Collect from the data below each line with "marker".

A run of records:
--- --- ---

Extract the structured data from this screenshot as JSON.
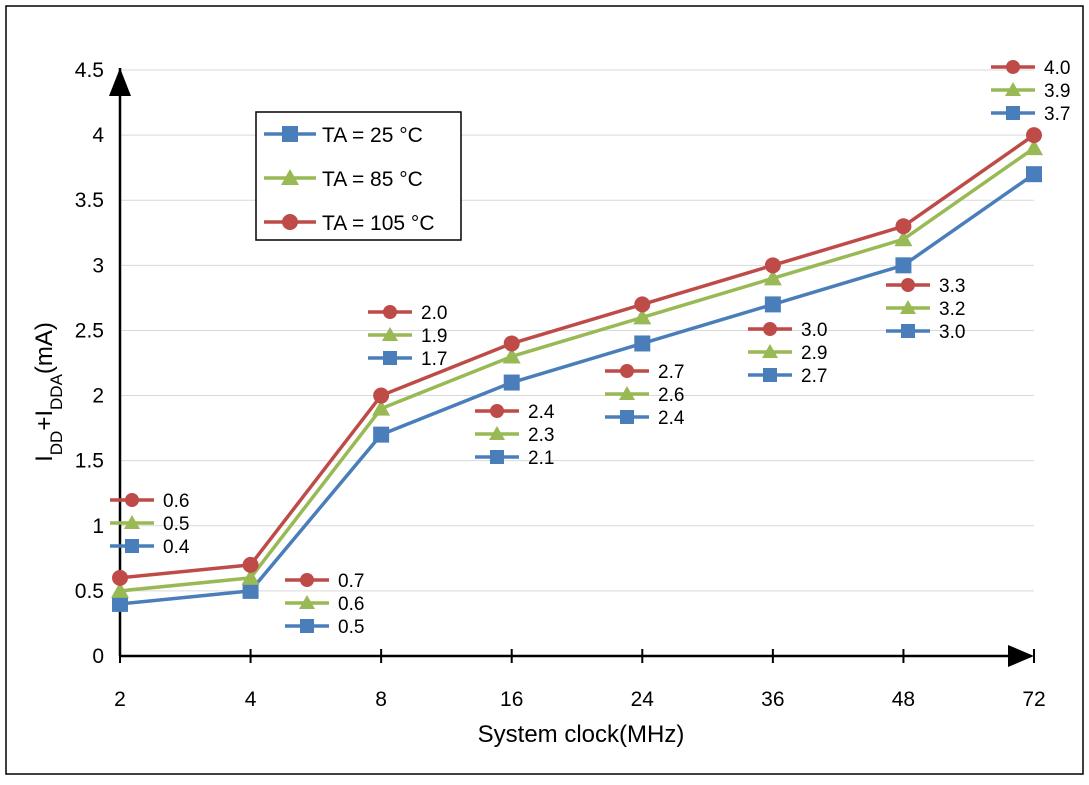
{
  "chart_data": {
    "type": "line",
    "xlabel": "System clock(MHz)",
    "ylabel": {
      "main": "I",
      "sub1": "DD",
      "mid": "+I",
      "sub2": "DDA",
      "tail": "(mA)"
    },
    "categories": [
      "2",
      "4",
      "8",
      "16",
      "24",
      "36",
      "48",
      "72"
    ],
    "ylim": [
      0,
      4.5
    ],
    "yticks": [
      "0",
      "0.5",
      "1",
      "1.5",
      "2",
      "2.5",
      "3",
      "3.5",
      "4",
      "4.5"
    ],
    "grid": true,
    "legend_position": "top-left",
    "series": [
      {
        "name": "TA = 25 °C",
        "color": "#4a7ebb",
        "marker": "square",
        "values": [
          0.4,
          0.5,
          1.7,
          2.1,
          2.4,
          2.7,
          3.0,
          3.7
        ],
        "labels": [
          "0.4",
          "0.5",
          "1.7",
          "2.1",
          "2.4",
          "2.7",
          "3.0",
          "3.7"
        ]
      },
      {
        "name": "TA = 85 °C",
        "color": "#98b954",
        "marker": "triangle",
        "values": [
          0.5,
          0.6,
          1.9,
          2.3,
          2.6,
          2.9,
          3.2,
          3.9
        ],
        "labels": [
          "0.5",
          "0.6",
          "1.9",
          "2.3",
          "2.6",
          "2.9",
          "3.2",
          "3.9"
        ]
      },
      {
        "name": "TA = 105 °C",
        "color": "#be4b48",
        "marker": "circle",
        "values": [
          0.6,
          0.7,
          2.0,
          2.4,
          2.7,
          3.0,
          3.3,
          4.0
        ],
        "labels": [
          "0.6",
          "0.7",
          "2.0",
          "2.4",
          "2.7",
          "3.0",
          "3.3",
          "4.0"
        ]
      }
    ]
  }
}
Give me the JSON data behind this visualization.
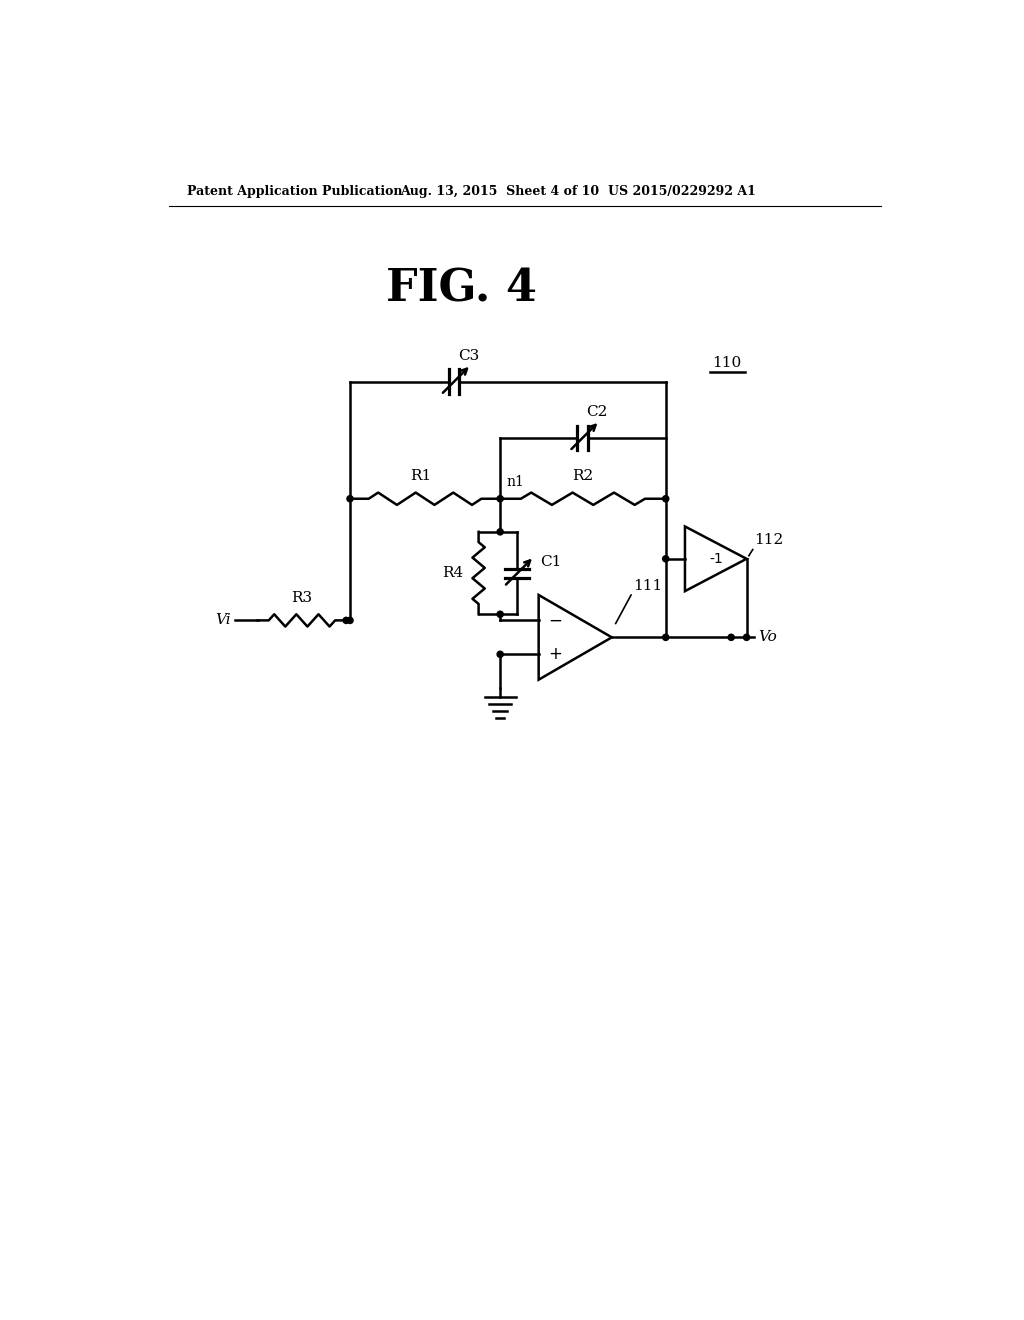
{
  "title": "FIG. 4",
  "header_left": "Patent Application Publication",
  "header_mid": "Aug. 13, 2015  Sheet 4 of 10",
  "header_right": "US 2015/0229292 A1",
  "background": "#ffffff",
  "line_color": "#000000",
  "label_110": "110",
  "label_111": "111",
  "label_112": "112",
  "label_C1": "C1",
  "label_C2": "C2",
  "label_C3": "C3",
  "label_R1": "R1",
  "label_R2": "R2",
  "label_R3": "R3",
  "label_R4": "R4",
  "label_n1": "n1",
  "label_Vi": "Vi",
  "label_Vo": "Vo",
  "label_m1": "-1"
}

--- --- ---

RESPONSE TO THIS EXERCISE:
        "marker": "square",
        "marker": "triangle",
        "marker": "circle",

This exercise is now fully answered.